# Help with upgrading a failing Tivo Premiere drive



## chrisw01 (Mar 3, 2013)

I'm new to this forum but a long-time Tivo owner dating back to the very first Tivo. I'm hoping someone more knowledgeable that me can give me some advice...

I have a Tivo Premiere (320GB) with a failing drive (the Tivo started freezing up during playback of recorded videos then skipping ahead). I ran the SMART test and the drive failed. Other than that, it's not had any problems (no rebooting, etc.)

So I bought a WD20EURS 2TB drive to replace it (if it makes a difference, the drive was manufacturered in Thailand in Dec. 2012) and downloaded the Premiere JMFS bootable CD. I plugged both drives into my PC, booted fine from the JMFS CD and started the copy process. Initially it was humming along, but it really bogged down after about 8 hours (maybe earlier). It's been running now for close to 40 hours; most of that time seems to have been spent on "trimming failed blocks" and "splitting failed blocks".

As it stands, it says:
rescued: 320061MB, err size: 11187kB, current rate: 0 B/s
ipos: 148627MB, errors: 1124, average rate: 2260 kB/s
ops: 148627MB, time from last successful read: 2m
splitting failed blocks

It seems to be reducing the err size (originally it was up at about 14000kb), but very slowly--that err size was 12677kB 6 hours ago, so it has dropped by about 1490 kb in in that time. At this rate it'll take another 48 hours to reach zero (in theory, though the average rate is slowing as well). I fear that it's asympotically approaching zero errors and will never actually get there and will take forever trying.

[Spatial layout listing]
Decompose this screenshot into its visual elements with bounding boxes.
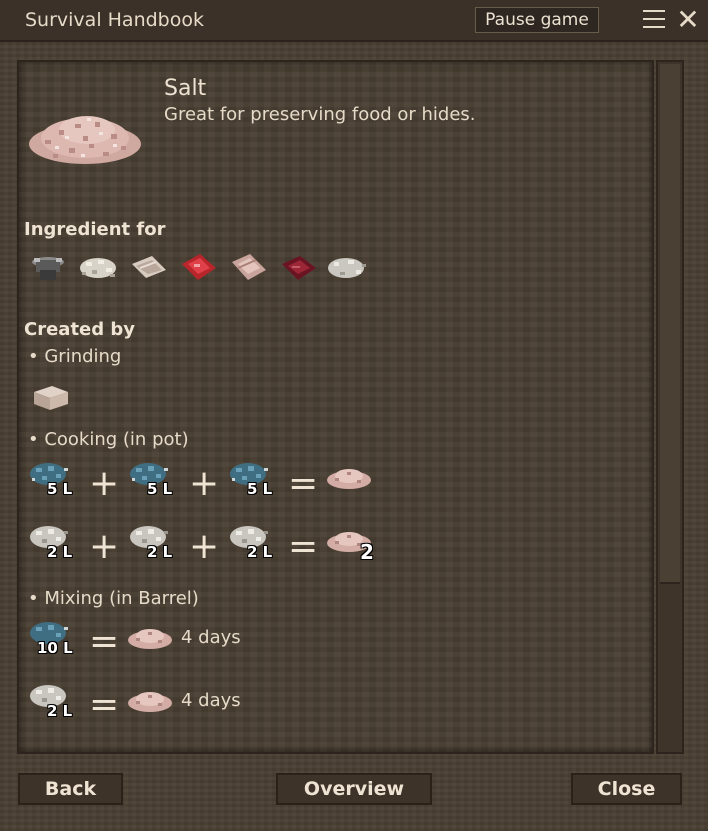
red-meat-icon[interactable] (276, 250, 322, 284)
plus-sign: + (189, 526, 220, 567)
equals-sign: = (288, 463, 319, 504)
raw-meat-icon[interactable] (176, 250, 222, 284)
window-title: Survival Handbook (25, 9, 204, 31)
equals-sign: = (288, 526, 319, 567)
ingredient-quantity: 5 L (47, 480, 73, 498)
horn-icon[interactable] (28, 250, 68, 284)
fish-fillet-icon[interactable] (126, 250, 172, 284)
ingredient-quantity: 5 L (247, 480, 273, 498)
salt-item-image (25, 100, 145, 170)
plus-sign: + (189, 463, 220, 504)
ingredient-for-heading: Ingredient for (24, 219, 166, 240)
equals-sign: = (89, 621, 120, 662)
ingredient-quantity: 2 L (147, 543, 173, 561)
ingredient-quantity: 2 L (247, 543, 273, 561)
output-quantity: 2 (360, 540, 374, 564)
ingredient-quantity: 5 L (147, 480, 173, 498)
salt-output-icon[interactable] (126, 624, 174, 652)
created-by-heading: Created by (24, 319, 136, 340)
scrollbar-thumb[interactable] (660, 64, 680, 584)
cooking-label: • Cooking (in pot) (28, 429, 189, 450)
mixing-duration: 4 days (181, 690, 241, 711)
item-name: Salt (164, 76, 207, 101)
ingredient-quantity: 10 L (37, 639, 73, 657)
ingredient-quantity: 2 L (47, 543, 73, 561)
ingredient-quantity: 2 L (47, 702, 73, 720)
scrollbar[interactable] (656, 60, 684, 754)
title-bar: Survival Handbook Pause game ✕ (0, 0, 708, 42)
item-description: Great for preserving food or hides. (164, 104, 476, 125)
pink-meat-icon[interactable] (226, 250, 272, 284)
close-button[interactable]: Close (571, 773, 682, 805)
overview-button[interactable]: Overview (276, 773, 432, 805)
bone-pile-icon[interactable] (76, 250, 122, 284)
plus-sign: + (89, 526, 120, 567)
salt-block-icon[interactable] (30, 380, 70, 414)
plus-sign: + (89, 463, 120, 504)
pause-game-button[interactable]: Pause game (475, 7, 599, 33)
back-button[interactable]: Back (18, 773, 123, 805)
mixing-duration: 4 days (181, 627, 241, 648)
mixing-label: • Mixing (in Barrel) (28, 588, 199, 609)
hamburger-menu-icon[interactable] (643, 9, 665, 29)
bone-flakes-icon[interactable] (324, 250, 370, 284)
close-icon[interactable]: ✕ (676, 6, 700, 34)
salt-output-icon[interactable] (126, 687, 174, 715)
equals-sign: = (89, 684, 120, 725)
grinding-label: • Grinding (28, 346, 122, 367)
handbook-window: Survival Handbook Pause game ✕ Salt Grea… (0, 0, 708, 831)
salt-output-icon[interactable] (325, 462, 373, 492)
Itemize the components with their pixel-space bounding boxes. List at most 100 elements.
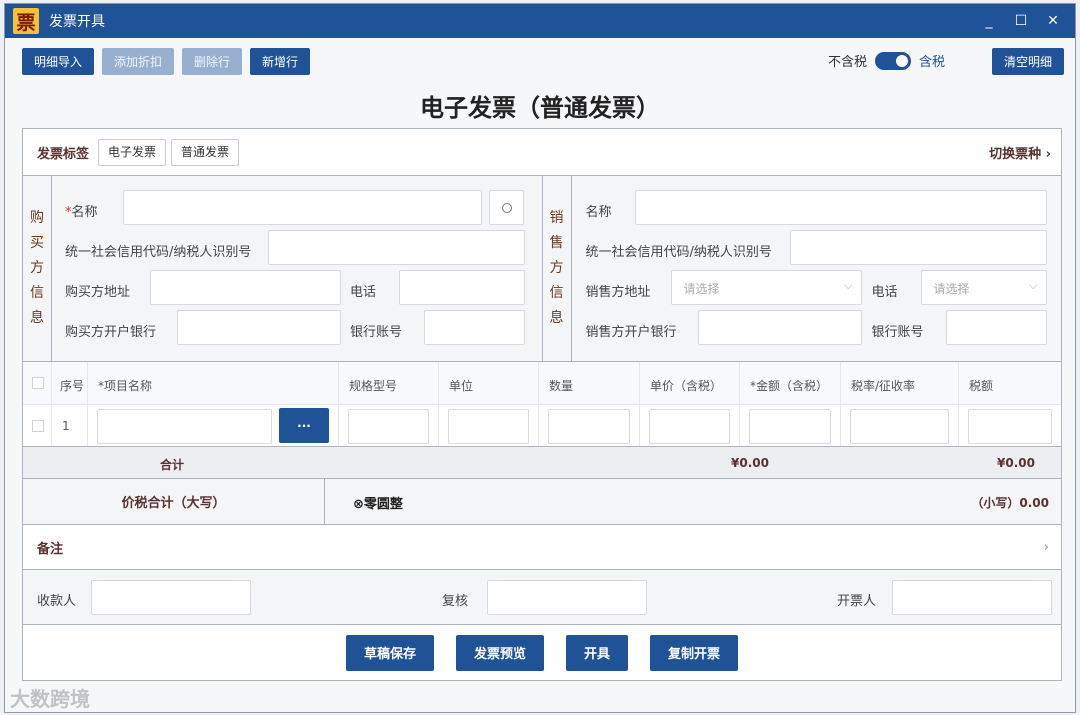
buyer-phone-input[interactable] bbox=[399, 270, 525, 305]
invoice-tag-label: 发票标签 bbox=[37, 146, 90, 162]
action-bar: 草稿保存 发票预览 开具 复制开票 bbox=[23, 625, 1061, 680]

» **PROBLEMS TO WORK ON**
1. Can you condense the paragraph beginning "So I bought a WD20EURS 2TB drive" in the Tivo drive post into a short list that keeps its main facts?
2. Could you write what comes next in the Tivo drive post, picking up right after its final sentence?
The listing was drawn from a separate source.

» **ANSWERS FOR THIS EXERCISE**
1.
- Bought a WD20EURS 2TB replacement drive, manufactured in Thailand in December 2012.
- Downloaded the Premiere JMFS bootable CD.
- Plugged both drives into the PC, booted from the JMFS CD and started the copy.
- The copy ran well at first but bogged down after about 8 hours, maybe earlier.
- It has now run for close to 40 hours, mostly on "trimming failed blocks" and "splitting failed blocks."

2.
So my questions are:

- Should I interrupt the process now and try expanding/supersizing the new 2TB disk with the data that has been copied over or should I let it continue doing what it's doing? I suppose I have nothing to lose if the new drive doesn't work, but I'd also hate to have it not work and then have to start the process over again from scratch.

- Is there a better way to approach rescuing the failed drive and upgrading to the larger 2TB drive?

At this point, it's not life or death if I can't save the shows that were recorded on the old drive. Though it would be nice if I could save my settings/season passes, etc. it's also not the end of the world if I lose those. From my research, it sounds like there's no way just to make an image/copy the Tivo OS/files and leave behind the recorded shows, so I'm a little at a loss for what to do.

If it makes a difference, I don't have a spare 320GB drive handy for cloning the current drive, but I do have access to a 500GB drive if that helps for an alternate rescue/upgrade process.

Thanks in advance for helping maintain family harmony (my wife and daughter are already up in arms for having to go 40 hours without Tivo!).

Thanks,
Chris


----------



## lillevig (Dec 7, 2010)

chrisw01 said:


> I'm new to this forum but a long-time Tivo owner dating back to the very first Tivo. I'm hoping someone more knowledgeable that me can give me some advice...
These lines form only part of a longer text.